→ **Extracted text**:
The function guess_encoding
is used for guessing the original
encoding. It takes into account only the most common Sámi characters and
their frequency in the text. The file is further decoded using the
function decode_file.
The functions guess_text_encoding
and
decode_text_file
can be used for guessing the encoding and decoding a
file which is not utf-8 encoded but in it’s original encoding. This is
the case with many text files that are not converted by any tool. Thes
functions are implemented using the iconv conversion tool.
Code tables are text files with the following format: Three space-separated columns:
Column #1 is the input char (in hex as 0xXX or 0xXXXX))
Column #2 is the Unicode char (in hex as 0xXXXX)
Column #3 the Unicode name
Most of the code tables are available at the Unicode Consortium: ftp://ftp.unicode.org/Public/MAPPINGS/
. Some of the code tables like samimac_roman and levi_winsam are composed from two code tables, the one that is used as input encoding and another that is used as the file was converted to utf-8.
samimac_roman: codetables samimac.txt and ROMAN.txt
levi_winsam: codetables levi.txt and CP1258.txt
levi.txt and samimac.txt are available under Trond’s home page at: smi-kodetabell.html. The codetables are composed using the function “combine_two_codings($coding1, $coding2, $outfile)” which is available in this package.
These encodings are available:
latin6 => iso8859-10-1.txt
plainroman => ROMAN.txt
CP1258 => CP1258.txt
iso_ir_197 => iso_ir_197.txt
samimac_roman => samimac_roman.txt
levi_winsam => levi_CP1258.txt
8859-4 => 8859-4.txt
winsam => winsam.txt
The original input encoding is guessed by examining the text and searching the most common characters. The unicode characters in hex are listed in hash %Char_Tables for North Saami for example. The uncommented characters are the ones that take part into guessing the encoding.
The encodings are listed in the hash %Charfiles, they are tested one at the time. The occurences of the selected characters in that encoding are counted and the one with most occurences is returned. There is a place for more statistical analysis, but this simple test worked for me.

→ **Data provided**:

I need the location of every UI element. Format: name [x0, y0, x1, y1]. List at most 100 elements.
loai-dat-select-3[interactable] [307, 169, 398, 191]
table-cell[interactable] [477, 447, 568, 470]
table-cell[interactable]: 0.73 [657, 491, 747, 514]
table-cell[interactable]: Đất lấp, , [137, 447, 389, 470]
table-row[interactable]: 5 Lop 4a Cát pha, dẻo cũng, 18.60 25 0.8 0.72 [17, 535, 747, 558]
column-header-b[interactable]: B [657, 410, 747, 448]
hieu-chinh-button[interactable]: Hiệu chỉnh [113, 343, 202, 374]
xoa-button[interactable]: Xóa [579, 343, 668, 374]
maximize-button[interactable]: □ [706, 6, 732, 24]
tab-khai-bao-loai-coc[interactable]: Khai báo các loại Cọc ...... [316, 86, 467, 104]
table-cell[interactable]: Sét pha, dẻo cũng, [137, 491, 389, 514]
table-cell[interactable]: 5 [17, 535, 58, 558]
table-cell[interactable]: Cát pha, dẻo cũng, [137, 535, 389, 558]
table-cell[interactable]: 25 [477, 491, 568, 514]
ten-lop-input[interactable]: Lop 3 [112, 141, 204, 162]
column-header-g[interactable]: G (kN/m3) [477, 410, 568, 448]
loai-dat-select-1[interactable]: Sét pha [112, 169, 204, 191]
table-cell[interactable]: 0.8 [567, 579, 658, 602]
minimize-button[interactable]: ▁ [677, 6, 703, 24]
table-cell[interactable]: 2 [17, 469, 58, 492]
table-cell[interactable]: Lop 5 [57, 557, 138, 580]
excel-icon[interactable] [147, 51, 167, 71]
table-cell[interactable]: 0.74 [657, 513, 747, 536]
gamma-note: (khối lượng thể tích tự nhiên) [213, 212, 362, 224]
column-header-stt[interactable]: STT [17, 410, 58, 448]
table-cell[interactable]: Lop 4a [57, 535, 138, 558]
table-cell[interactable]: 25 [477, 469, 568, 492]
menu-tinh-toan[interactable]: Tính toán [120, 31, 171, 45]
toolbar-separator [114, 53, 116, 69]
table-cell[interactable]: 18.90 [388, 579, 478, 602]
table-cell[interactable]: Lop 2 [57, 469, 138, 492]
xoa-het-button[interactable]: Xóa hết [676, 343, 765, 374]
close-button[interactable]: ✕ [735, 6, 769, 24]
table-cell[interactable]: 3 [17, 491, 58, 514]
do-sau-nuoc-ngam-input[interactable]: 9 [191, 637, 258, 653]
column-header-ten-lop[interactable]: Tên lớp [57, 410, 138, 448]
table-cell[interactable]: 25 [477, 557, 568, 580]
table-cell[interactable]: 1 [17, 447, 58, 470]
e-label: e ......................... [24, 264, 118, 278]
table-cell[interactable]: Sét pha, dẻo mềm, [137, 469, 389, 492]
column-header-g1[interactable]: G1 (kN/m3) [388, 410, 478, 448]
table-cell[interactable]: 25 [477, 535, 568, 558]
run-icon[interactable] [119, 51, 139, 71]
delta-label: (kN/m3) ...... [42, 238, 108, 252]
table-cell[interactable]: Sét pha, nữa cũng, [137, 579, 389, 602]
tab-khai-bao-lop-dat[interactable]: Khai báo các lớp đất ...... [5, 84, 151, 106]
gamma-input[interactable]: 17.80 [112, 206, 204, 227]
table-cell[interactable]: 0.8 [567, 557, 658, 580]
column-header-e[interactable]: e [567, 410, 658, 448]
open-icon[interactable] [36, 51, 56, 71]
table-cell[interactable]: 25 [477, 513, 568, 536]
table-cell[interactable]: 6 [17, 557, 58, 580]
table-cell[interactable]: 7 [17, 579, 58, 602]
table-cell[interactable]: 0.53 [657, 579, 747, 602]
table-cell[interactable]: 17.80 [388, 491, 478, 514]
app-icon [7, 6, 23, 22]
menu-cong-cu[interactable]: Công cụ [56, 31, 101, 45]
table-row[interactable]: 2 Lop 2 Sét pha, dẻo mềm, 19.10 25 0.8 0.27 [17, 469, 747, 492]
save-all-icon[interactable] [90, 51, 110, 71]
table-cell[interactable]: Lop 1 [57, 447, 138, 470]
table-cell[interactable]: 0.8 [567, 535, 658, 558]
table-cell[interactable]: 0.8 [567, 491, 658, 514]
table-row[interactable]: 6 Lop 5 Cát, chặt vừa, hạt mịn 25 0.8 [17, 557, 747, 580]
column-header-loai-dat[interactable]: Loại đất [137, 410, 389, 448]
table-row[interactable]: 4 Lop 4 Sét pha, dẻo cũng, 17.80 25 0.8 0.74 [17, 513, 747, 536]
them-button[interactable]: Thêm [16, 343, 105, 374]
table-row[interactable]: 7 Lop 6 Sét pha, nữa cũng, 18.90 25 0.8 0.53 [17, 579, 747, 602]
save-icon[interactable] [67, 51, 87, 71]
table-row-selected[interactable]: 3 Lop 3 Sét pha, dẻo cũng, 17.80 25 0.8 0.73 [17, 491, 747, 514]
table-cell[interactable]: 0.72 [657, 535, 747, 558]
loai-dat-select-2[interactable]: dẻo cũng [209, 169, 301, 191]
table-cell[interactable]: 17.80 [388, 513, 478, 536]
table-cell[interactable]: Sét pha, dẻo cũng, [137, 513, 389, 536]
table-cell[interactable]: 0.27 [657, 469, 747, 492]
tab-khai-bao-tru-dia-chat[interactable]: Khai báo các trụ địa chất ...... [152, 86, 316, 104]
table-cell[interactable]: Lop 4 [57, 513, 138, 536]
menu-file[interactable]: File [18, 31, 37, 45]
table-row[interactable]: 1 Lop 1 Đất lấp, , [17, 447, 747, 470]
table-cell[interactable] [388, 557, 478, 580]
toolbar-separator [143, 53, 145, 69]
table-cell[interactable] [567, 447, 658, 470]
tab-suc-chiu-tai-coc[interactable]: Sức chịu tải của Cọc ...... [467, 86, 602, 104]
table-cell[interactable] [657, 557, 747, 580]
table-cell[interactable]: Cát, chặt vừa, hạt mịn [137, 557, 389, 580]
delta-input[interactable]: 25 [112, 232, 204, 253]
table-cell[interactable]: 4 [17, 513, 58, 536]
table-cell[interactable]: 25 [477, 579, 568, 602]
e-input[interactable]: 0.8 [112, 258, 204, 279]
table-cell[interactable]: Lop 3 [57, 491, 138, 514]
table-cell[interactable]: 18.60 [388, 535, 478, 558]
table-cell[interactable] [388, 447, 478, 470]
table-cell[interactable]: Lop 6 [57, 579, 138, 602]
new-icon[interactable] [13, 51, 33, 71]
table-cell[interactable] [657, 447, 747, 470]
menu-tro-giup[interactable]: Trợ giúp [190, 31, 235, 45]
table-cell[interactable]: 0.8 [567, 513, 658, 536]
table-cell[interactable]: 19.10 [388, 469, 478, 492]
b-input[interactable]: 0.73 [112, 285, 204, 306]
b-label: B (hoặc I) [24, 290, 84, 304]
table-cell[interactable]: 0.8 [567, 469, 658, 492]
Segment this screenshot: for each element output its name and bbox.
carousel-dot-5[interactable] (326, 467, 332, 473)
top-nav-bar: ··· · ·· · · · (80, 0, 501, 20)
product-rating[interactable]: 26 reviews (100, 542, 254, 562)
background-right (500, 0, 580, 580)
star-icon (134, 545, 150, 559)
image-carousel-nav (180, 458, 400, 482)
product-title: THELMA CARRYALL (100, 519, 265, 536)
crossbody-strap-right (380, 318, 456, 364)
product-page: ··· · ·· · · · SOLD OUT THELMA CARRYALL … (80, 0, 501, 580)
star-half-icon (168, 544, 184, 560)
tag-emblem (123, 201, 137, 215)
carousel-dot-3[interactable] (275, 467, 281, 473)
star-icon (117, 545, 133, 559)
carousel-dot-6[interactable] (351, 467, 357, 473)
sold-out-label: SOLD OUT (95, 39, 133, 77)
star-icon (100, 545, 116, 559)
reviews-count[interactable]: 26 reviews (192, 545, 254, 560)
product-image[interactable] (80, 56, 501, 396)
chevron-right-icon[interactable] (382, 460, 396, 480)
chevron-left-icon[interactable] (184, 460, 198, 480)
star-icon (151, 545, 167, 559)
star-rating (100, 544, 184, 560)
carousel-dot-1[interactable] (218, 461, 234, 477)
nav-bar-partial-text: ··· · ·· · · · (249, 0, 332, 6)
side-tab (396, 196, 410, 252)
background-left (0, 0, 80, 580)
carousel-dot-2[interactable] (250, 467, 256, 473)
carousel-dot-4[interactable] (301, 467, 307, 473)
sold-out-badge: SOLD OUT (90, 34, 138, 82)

→ **Parts of the exercise**:
1. Answer the following about the passage on encoding guessing, using only what it states:
(a) Which conversion tool is used to implement guess_text_encoding and decode_text_file?
(b) What does the third column of a code table contain?
(c) Which codetables make up levi_winsam?
2. Render this sentence from the passage on encoding guessing into German: "It takes into account only the most common Sámi characters and their frequency in the text."
3. Write the next part of the passage on encoding guessing, picking up after its final sentence.

→ **Responses to the exercise**:
1.
(a) The iconv conversion tool.
(b) The Unicode name.
(c) levi.txt and CP1258.txt.

2. Sie berücksichtigt nur die häufigsten samischen Zeichen und deren Häufigkeit im Text.

3.
If there is no certain amount of characters found, the test returns -1, which means that the characters should be already correctly utf-8 encoded. Or, the encoding was not found from the code tables.
To your own computer: copy the directory gt/script/samiChar
to
/System/Library/Perl/5.8.6/
. The module is now installed to victorio.
The main page of the web upload interface is https://divvun.no/upload/upload_corpus_file.html
The source of the page can be found in directory xtdoc/sd/src/documentation/content/xdocs/upload/. There are two cgi-scripts involved in the upload, upload.cgi and xsl-process.cgi. They are both in gt/script/cgi-scripts/ -catalog. upload.cgi uploads the file the user has selected, converts it to xml and prints out the metainformation form. The xsl-process.cgi handles the metainformation form and stores the contents of the fields to the file-specific xsl-file. The xml-file is converted once more with the updated metainformation.
All the files remain in the corp/tmp -directory. Every succeeded upload triggers an email message to the maintainer, who has to move the files manually to their place. The email notification is send as well if there is an error during the upload.
The file names are changed to secure ones and orig-hierarchy is checked for a file with the same content.